What you have to do -
Every entry here needs to be repeated exactly.
# Start of Data provided
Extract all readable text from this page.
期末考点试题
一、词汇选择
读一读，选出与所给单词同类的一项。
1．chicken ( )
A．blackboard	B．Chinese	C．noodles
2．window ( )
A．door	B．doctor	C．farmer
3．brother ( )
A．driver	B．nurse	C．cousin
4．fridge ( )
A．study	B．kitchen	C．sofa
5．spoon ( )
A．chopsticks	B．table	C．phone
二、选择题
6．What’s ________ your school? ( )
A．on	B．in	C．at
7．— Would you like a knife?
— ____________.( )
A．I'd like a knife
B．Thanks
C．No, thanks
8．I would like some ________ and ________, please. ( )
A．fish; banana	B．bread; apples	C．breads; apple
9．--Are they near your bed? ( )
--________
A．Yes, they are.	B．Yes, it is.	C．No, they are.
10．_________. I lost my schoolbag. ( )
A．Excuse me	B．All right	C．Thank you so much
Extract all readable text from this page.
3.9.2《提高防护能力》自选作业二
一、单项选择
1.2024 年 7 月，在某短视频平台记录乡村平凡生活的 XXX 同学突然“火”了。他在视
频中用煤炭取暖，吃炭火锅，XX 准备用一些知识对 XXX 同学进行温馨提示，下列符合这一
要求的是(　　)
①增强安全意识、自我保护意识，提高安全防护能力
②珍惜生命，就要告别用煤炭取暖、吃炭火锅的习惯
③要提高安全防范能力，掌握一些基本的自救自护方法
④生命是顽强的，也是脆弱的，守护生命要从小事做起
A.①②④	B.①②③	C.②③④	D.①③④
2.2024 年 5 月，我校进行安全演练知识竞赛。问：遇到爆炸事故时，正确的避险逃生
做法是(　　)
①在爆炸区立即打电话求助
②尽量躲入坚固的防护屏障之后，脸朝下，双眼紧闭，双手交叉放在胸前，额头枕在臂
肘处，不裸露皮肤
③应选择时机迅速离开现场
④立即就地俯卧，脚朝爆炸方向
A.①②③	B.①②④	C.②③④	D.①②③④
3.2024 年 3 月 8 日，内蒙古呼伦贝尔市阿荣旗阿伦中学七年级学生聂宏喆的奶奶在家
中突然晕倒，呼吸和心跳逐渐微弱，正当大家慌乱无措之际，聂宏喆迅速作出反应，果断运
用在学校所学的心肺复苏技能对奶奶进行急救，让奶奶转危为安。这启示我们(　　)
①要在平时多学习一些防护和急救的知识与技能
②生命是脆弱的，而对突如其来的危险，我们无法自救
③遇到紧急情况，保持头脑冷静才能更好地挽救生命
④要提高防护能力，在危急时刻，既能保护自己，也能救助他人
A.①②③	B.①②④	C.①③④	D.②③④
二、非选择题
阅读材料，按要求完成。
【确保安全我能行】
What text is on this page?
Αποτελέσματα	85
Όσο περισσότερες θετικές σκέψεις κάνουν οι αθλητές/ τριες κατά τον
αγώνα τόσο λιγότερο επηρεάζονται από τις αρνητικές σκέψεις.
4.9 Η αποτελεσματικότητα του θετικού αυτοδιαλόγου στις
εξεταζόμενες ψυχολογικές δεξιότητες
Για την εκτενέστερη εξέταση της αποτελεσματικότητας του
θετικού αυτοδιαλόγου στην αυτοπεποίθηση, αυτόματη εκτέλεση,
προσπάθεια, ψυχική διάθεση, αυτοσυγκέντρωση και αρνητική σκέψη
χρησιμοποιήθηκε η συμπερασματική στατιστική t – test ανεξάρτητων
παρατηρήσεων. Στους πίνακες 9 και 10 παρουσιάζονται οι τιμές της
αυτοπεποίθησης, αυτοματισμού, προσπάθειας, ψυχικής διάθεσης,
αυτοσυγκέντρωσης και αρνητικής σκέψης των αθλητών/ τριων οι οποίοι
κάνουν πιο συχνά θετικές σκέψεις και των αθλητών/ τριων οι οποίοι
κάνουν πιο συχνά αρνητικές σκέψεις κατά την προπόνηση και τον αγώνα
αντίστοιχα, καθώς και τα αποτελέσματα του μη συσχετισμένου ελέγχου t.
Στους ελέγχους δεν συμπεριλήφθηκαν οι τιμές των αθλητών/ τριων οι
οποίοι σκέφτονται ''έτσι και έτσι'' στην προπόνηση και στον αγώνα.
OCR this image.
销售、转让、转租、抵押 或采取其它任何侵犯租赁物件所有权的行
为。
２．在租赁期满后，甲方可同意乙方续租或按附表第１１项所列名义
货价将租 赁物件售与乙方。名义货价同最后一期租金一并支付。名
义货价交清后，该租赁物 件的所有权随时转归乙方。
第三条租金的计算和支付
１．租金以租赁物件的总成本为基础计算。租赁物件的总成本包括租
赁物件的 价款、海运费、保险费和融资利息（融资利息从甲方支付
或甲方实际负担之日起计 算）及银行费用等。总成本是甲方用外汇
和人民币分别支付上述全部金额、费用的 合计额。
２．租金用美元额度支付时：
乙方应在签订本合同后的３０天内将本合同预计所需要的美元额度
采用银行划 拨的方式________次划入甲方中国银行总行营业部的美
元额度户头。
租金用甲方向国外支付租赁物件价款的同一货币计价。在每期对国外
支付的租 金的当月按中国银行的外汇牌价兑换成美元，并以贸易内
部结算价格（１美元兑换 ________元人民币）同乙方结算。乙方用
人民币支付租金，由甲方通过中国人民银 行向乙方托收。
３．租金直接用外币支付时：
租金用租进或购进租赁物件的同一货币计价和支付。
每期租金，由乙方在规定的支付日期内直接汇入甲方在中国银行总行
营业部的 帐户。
# End of Data provided
Exercise answer -
Extract all readable text from this page.
期末考点试题
一、词汇选择
读一读，选出与所给单词同类的一项。
1．chicken ( )
A．blackboard	B．Chinese	C．noodles
2．window ( )
A．door	B．doctor	C．farmer
3．brother ( )
A．driver	B．nurse	C．cousin
4．fridge ( )
A．study	B．kitchen	C．sofa
5．spoon ( )
A．chopsticks	B．table	C．phone
二、选择题
6．What’s ________ your school? ( )
A．on	B．in	C．at
7．— Would you like a knife?
— ____________.( )
A．I'd like a knife
B．Thanks
C．No, thanks
8．I would like some ________ and ________, please. ( )
A．fish; banana	B．bread; apples	C．breads; apple
9．--Are they near your bed? ( )
--________
A．Yes, they are.	B．Yes, it is.	C．No, they are.
10．_________. I lost my schoolbag. ( )
A．Excuse me	B．All right	C．Thank you so much
Extract all readable text from this page.
3.9.2《提高防护能力》自选作业二
一、单项选择
1.2024 年 7 月，在某短视频平台记录乡村平凡生活的 XXX 同学突然“火”了。他在视
频中用煤炭取暖，吃炭火锅，XX 准备用一些知识对 XXX 同学进行温馨提示，下列符合这一
要求的是(　　)
①增强安全意识、自我保护意识，提高安全防护能力
②珍惜生命，就要告别用煤炭取暖、吃炭火锅的习惯
③要提高安全防范能力，掌握一些基本的自救自护方法
④生命是顽强的，也是脆弱的，守护生命要从小事做起
A.①②④	B.①②③	C.②③④	D.①③④
2.2024 年 5 月，我校进行安全演练知识竞赛。问：遇到爆炸事故时，正确的避险逃生
做法是(　　)
①在爆炸区立即打电话求助
②尽量躲入坚固的防护屏障之后，脸朝下，双眼紧闭，双手交叉放在胸前，额头枕在臂
肘处，不裸露皮肤
③应选择时机迅速离开现场
④立即就地俯卧，脚朝爆炸方向
A.①②③	B.①②④	C.②③④	D.①②③④
3.2024 年 3 月 8 日，内蒙古呼伦贝尔市阿荣旗阿伦中学七年级学生聂宏喆的奶奶在家
中突然晕倒，呼吸和心跳逐渐微弱，正当大家慌乱无措之际，聂宏喆迅速作出反应，果断运
用在学校所学的心肺复苏技能对奶奶进行急救，让奶奶转危为安。这启示我们(　　)
①要在平时多学习一些防护和急救的知识与技能
②生命是脆弱的，而对突如其来的危险，我们无法自救
③遇到紧急情况，保持头脑冷静才能更好地挽救生命
④要提高防护能力，在危急时刻，既能保护自己，也能救助他人
A.①②③	B.①②④	C.①③④	D.②③④
二、非选择题
阅读材料，按要求完成。
【确保安全我能行】
What text is on this page?
Αποτελέσματα	85
Όσο περισσότερες θετικές σκέψεις κάνουν οι αθλητές/ τριες κατά τον
αγώνα τόσο λιγότερο επηρεάζονται από τις αρνητικές σκέψεις.
4.9 Η αποτελεσματικότητα του θετικού αυτοδιαλόγου στις
εξεταζόμενες ψυχολογικές δεξιότητες
Για την εκτενέστερη εξέταση της αποτελεσματικότητας του
θετικού αυτοδιαλόγου στην αυτοπεποίθηση, αυτόματη εκτέλεση,
προσπάθεια, ψυχική διάθεση, αυτοσυγκέντρωση και αρνητική σκέψη
χρησιμοποιήθηκε η συμπερασματική στατιστική t – test ανεξάρτητων
παρατηρήσεων. Στους πίνακες 9 και 10 παρουσιάζονται οι τιμές της
αυτοπεποίθησης, αυτοματισμού, προσπάθειας, ψυχικής διάθεσης,
αυτοσυγκέντρωσης και αρνητικής σκέψης των αθλητών/ τριων οι οποίοι
κάνουν πιο συχνά θετικές σκέψεις και των αθλητών/ τριων οι οποίοι
κάνουν πιο συχνά αρνητικές σκέψεις κατά την προπόνηση και τον αγώνα
αντίστοιχα, καθώς και τα αποτελέσματα του μη συσχετισμένου ελέγχου t.
Στους ελέγχους δεν συμπεριλήφθηκαν οι τιμές των αθλητών/ τριων οι
οποίοι σκέφτονται ''έτσι και έτσι'' στην προπόνηση και στον αγώνα.
OCR this image.
销售、转让、转租、抵押 或采取其它任何侵犯租赁物件所有权的行
为。
２．在租赁期满后，甲方可同意乙方续租或按附表第１１项所列名义
货价将租 赁物件售与乙方。名义货价同最后一期租金一并支付。名
义货价交清后，该租赁物 件的所有权随时转归乙方。
第三条租金的计算和支付
１．租金以租赁物件的总成本为基础计算。租赁物件的总成本包括租
赁物件的 价款、海运费、保险费和融资利息（融资利息从甲方支付
或甲方实际负担之日起计 算）及银行费用等。总成本是甲方用外汇
和人民币分别支付上述全部金额、费用的 合计额。
２．租金用美元额度支付时：
乙方应在签订本合同后的３０天内将本合同预计所需要的美元额度
采用银行划 拨的方式________次划入甲方中国银行总行营业部的美
元额度户头。
租金用甲方向国外支付租赁物件价款的同一货币计价。在每期对国外
支付的租 金的当月按中国银行的外汇牌价兑换成美元，并以贸易内
部结算价格（１美元兑换 ________元人民币）同乙方结算。乙方用
人民币支付租金，由甲方通过中国人民银 行向乙方托收。
３．租金直接用外币支付时：
租金用租进或购进租赁物件的同一货币计价和支付。
每期租金，由乙方在规定的支付日期内直接汇入甲方在中国银行总行
营业部的 帐户。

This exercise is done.